> **SOURCE RECORDS**
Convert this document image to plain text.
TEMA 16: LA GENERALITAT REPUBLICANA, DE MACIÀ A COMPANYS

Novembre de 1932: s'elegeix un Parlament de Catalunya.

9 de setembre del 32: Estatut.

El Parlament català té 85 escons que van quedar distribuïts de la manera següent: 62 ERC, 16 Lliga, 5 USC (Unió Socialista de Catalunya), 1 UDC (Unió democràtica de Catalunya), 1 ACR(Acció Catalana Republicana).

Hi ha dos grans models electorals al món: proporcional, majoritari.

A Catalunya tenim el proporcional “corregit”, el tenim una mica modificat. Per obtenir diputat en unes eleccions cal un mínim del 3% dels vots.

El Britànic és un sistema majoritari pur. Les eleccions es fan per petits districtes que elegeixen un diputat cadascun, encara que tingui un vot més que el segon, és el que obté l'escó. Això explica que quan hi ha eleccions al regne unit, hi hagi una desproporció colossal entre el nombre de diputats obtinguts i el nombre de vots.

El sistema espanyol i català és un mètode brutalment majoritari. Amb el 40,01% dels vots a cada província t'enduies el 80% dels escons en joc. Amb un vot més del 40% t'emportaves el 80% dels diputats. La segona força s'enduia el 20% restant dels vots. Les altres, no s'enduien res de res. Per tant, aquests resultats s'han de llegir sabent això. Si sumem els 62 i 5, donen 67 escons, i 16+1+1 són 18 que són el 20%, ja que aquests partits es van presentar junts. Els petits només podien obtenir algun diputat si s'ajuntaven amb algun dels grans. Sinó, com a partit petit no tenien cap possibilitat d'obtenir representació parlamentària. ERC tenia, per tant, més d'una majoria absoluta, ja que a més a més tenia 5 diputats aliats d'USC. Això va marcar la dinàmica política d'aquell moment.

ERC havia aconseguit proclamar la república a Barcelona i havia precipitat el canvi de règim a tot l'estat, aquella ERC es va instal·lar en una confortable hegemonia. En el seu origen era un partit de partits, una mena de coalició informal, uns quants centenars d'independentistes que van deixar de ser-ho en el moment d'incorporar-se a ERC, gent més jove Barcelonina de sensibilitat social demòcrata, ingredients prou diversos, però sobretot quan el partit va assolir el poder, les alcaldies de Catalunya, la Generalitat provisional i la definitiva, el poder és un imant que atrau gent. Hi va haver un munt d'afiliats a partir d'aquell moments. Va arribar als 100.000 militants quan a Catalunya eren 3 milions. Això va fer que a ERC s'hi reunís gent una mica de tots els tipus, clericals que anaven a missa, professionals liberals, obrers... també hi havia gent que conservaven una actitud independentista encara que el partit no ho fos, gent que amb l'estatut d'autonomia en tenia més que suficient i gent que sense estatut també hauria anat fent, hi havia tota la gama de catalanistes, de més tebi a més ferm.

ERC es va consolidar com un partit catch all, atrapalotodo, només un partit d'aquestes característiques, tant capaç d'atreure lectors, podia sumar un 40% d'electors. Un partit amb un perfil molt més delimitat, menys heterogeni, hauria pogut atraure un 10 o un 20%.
--
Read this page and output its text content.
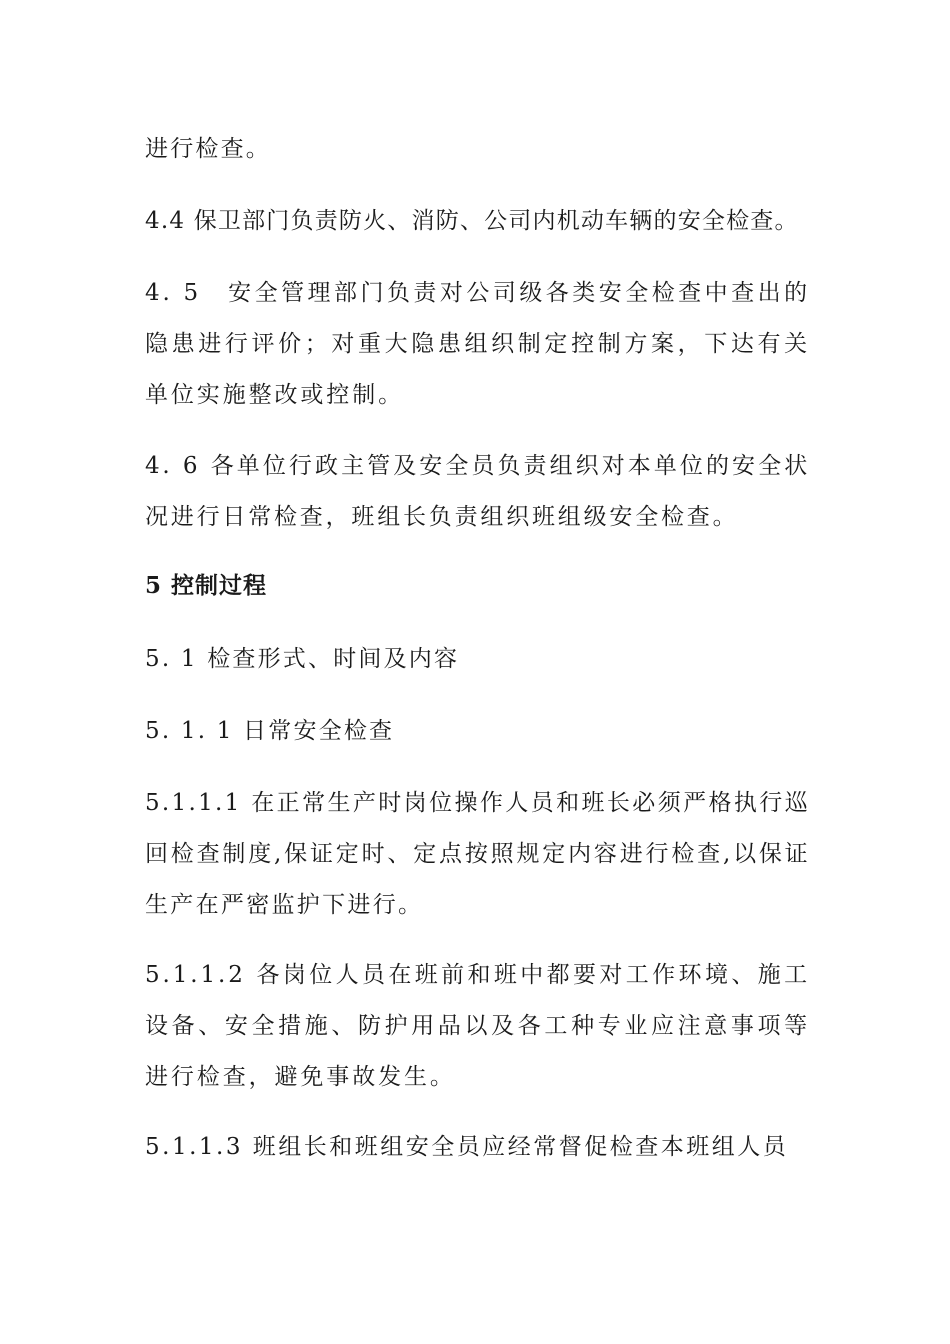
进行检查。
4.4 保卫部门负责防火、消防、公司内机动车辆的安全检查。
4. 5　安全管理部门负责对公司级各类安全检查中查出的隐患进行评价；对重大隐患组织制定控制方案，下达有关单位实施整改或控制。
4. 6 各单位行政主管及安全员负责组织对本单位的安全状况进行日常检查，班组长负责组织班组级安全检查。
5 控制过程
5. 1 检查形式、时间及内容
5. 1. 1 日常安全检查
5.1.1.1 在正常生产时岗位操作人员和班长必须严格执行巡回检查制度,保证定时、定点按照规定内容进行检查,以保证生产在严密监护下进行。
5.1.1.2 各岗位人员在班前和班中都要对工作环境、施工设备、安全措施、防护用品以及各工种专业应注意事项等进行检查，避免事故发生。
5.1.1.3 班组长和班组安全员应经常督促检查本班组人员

> **DIRECTION**
Choose all lines containing the string "proporcional" and copy them out.

> **PROBLEM SOLUTION**
Hi ha dos grans models electorals al món: proporcional, majoritari.
A Catalunya tenim el proporcional “corregit”, el tenim una mica modificat. Per obtenir diputat en unes eleccions cal un mínim del 3% dels vots.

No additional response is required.